_Given exercise_
List each line holding the string "broers".

------------------------

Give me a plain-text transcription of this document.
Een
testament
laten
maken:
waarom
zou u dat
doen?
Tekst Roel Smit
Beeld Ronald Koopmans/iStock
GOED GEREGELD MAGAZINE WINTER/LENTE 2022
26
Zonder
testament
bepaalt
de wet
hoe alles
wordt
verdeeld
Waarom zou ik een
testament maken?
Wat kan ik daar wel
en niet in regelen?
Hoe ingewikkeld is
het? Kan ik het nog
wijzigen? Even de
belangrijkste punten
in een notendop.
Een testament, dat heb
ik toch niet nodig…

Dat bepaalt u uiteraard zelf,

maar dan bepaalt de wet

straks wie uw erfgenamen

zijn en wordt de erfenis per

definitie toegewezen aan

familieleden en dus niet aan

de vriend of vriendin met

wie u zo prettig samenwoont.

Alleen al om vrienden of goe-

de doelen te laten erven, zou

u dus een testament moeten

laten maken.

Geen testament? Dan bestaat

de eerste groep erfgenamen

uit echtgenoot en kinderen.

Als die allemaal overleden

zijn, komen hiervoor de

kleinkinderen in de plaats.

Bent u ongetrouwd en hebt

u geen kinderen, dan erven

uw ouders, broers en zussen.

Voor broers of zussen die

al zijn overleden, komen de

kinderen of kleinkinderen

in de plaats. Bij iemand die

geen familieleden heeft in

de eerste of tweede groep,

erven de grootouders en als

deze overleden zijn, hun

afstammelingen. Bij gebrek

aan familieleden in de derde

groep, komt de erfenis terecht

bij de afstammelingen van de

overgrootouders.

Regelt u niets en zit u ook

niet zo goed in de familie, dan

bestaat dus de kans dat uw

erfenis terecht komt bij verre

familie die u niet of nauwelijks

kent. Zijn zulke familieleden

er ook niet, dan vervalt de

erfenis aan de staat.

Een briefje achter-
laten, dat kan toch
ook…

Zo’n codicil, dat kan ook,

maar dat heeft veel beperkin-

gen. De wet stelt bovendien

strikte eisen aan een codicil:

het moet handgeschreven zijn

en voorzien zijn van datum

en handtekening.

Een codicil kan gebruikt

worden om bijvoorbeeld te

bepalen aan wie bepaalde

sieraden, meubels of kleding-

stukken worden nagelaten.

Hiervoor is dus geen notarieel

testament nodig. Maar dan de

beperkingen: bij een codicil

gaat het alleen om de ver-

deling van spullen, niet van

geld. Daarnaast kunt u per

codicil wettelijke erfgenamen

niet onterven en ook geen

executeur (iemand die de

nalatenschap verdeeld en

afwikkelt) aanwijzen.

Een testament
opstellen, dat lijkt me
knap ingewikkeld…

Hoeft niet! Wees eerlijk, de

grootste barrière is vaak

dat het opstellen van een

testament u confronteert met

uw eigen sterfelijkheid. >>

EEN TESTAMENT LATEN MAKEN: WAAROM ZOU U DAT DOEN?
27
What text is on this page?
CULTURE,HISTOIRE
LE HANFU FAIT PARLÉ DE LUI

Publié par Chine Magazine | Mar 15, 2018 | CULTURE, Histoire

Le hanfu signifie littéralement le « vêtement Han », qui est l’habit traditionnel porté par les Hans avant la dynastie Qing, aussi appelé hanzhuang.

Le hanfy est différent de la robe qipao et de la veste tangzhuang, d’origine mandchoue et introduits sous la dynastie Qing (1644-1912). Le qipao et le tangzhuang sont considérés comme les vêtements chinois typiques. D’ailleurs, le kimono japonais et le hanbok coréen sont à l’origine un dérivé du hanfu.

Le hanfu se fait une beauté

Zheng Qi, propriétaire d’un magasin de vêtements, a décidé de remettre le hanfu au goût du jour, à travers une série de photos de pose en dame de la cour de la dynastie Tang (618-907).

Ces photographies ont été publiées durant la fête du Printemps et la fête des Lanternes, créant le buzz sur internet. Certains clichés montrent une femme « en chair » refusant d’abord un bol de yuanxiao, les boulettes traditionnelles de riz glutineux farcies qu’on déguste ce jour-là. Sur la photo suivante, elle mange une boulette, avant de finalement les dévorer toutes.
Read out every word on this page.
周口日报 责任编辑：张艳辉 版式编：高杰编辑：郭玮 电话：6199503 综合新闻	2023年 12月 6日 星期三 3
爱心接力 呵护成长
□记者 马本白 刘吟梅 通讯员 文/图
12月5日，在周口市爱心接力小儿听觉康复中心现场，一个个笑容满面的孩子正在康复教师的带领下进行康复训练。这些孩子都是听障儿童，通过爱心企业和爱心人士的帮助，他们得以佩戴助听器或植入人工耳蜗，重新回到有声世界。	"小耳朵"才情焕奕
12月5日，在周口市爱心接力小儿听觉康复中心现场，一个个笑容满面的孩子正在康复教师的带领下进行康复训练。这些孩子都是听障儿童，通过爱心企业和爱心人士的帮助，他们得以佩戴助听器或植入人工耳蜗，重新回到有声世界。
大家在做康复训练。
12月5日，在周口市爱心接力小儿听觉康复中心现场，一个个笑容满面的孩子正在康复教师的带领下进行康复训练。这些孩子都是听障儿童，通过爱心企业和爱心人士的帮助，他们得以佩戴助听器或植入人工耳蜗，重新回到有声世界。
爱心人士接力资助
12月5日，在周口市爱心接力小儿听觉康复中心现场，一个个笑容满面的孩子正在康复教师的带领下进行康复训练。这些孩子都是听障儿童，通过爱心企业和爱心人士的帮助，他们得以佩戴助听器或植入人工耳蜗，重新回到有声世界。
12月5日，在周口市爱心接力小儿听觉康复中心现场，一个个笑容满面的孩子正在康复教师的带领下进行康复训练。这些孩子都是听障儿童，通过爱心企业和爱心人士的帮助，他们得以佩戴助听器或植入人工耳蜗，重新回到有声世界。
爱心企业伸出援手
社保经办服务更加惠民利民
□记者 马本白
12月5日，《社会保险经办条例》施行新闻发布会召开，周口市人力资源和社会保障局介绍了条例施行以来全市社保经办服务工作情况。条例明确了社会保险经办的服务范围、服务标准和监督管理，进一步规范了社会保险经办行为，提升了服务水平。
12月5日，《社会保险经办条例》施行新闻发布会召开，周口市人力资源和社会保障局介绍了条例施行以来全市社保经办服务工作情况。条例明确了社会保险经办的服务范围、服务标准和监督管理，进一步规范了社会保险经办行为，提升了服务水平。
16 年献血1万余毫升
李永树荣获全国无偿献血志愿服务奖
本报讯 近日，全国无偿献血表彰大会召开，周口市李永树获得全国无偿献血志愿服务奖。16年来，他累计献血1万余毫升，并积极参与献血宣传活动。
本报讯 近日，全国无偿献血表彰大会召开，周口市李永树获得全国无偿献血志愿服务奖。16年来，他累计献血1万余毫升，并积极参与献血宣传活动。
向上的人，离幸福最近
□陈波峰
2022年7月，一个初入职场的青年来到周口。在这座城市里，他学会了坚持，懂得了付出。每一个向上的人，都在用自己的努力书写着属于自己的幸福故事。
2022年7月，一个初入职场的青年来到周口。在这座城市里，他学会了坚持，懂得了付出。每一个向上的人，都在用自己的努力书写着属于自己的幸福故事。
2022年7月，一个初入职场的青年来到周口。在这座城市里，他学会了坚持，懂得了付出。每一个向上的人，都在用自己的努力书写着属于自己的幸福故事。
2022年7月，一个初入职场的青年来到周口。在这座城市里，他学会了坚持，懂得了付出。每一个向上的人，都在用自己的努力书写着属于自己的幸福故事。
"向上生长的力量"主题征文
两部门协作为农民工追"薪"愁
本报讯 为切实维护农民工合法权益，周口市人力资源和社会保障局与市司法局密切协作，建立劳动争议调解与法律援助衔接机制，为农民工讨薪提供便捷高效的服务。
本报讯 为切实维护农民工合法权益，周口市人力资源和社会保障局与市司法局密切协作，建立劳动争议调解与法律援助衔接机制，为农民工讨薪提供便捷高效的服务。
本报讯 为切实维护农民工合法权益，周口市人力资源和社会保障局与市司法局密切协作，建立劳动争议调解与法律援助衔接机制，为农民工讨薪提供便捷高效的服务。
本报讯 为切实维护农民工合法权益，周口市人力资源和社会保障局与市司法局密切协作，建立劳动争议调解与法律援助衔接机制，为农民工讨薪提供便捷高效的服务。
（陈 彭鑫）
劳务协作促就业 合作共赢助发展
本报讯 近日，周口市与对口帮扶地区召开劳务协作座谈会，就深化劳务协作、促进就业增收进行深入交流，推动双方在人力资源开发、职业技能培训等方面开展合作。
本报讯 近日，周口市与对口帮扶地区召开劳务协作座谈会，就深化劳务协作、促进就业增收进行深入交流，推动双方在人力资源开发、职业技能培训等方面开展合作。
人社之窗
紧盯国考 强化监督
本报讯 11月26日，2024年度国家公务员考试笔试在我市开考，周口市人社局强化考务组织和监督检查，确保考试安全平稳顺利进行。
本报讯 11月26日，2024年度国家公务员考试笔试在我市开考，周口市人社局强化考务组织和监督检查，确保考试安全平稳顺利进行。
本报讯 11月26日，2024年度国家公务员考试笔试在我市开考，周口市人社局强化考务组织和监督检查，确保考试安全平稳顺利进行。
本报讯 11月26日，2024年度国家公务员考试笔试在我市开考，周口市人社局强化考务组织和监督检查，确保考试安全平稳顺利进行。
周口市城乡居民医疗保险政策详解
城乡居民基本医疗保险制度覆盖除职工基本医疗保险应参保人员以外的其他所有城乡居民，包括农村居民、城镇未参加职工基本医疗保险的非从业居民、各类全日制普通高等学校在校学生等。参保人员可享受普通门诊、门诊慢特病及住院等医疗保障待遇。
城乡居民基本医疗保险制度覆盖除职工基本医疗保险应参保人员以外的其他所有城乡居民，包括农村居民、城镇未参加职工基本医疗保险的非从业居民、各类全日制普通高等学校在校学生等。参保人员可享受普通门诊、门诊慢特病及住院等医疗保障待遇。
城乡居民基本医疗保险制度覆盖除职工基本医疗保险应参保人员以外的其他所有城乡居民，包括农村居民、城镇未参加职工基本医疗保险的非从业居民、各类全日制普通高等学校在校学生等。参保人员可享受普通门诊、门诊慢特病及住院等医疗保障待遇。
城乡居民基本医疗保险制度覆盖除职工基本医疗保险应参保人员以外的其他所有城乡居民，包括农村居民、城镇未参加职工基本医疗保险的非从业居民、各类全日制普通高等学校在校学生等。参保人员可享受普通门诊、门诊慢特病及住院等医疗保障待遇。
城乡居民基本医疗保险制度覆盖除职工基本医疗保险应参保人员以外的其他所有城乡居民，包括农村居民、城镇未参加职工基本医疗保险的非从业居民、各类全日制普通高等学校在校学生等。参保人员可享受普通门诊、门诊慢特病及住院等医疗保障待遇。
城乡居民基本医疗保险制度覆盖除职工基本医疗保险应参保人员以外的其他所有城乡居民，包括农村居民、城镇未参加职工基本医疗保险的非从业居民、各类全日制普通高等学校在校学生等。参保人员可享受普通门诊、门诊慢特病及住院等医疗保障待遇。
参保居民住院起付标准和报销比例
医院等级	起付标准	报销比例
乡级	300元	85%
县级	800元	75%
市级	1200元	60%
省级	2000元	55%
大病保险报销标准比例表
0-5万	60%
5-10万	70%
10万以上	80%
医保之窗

------------------------

_Answer to the problem_
uw ouders, broers en zussen.
Voor broers of zussen die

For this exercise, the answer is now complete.